**Short task**
Wherever the string "Brigitte" appears in the listing, copy that line.

------ Input ------

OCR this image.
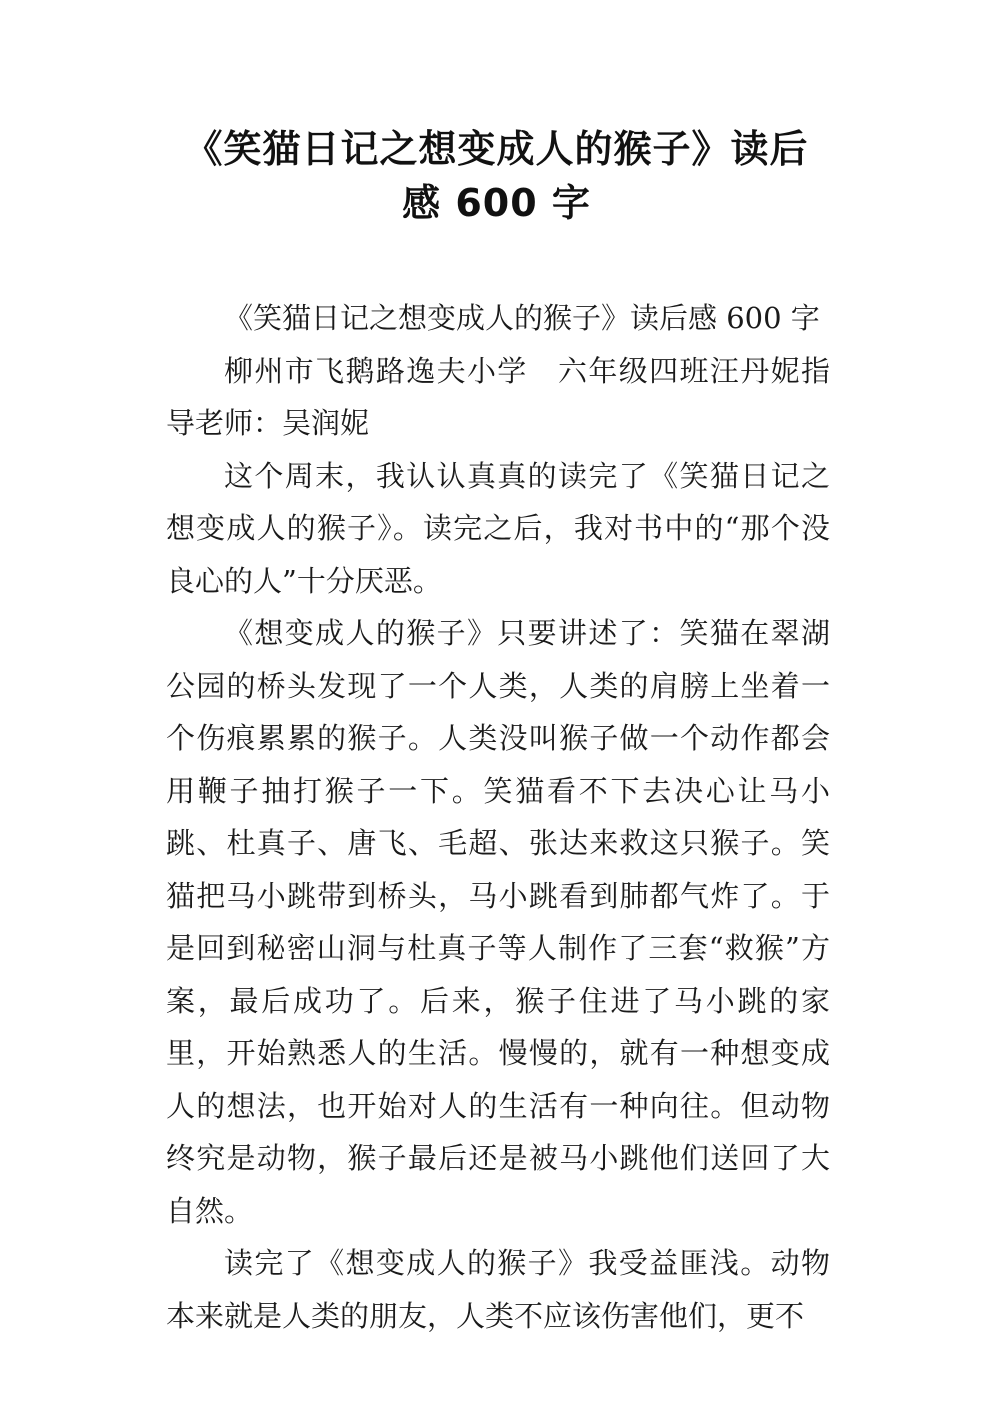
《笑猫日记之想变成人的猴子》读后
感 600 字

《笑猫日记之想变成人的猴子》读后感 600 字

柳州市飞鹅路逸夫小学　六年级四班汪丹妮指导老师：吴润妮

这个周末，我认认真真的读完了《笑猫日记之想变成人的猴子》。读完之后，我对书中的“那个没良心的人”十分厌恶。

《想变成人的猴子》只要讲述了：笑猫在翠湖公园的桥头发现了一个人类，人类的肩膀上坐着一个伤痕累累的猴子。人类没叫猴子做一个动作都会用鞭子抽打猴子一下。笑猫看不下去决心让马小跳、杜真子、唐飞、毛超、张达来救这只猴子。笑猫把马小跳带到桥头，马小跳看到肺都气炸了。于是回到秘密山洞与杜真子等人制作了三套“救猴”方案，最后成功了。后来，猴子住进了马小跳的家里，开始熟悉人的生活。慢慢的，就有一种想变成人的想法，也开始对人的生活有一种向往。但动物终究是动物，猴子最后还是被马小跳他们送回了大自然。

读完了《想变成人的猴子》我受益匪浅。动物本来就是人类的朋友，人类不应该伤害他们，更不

------
------ Input ------

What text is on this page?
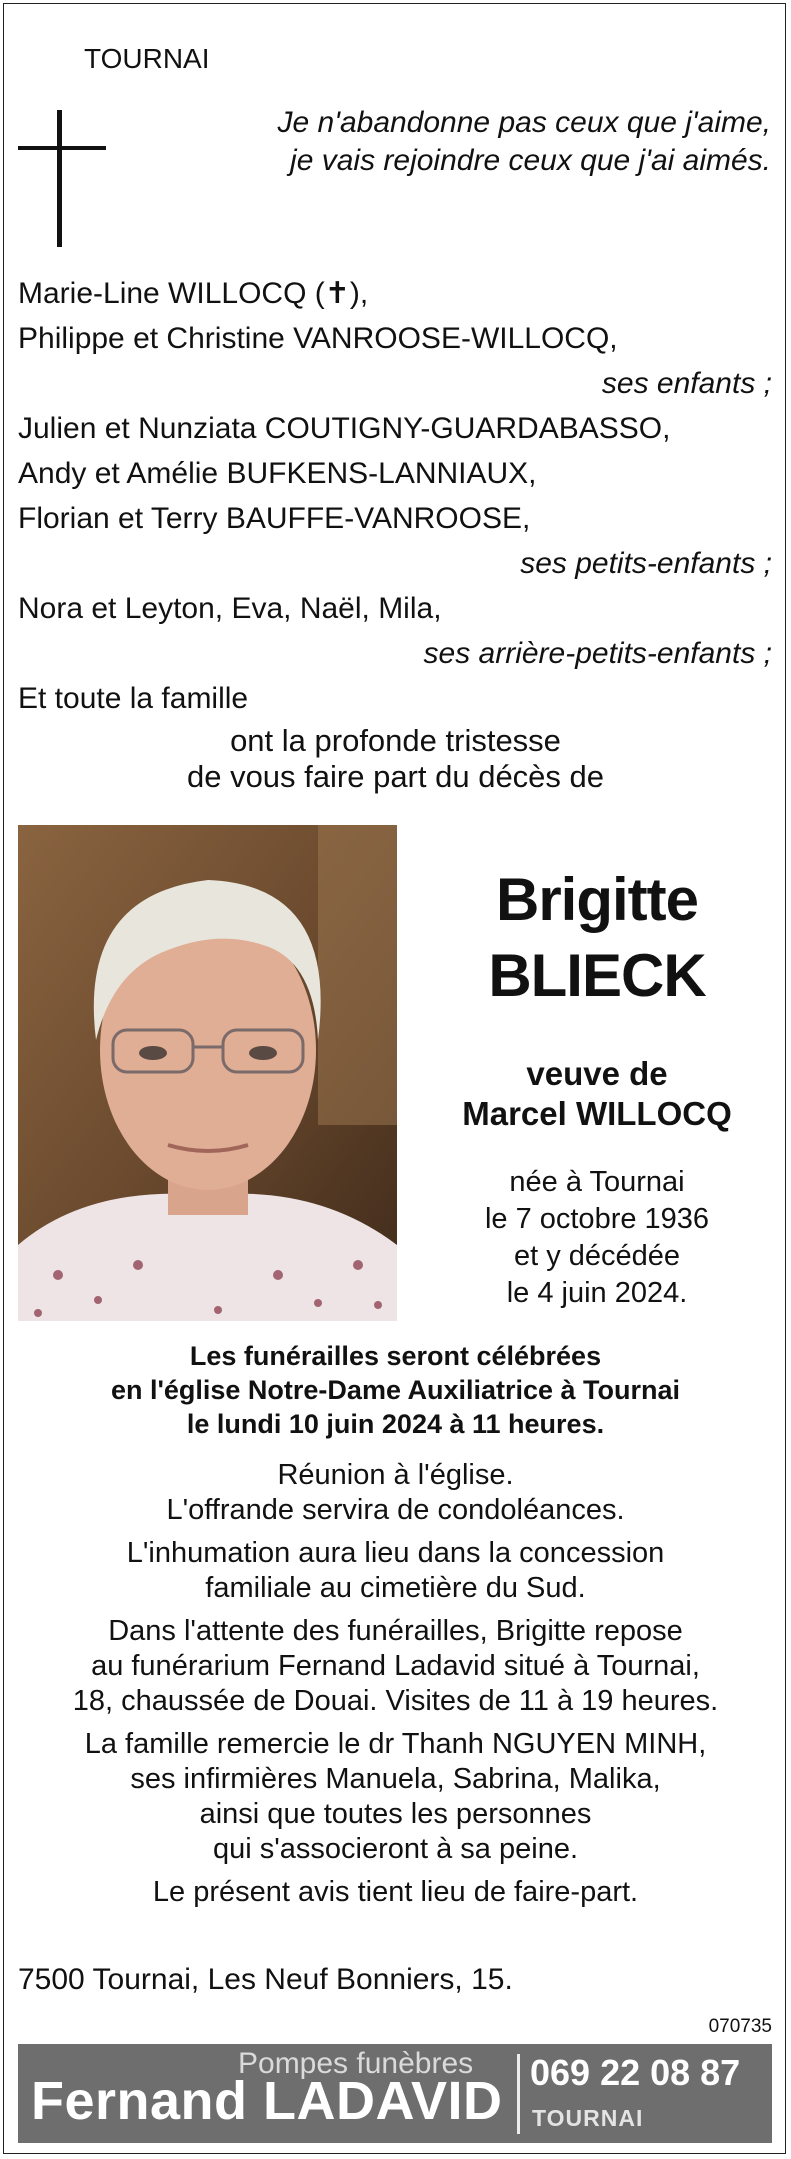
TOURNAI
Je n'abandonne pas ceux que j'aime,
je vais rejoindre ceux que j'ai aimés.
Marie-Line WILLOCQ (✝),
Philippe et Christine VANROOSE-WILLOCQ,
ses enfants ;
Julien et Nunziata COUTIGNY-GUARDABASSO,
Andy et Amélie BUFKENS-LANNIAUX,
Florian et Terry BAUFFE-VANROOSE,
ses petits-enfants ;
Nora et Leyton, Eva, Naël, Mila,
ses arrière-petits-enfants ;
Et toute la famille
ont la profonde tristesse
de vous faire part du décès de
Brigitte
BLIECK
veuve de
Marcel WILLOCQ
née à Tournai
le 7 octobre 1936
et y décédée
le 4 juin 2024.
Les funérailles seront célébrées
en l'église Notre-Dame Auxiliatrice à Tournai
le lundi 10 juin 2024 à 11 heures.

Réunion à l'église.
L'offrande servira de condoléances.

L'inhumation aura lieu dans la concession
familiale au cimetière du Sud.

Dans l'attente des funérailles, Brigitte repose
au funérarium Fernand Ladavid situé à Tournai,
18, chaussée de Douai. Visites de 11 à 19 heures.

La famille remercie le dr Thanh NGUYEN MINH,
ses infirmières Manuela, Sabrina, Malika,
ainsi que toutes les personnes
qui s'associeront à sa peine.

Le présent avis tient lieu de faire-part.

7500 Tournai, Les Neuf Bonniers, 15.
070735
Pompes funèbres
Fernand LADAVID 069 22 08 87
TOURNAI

------

**Full response**
Brigitte
Dans l'attente des funérailles, Brigitte repose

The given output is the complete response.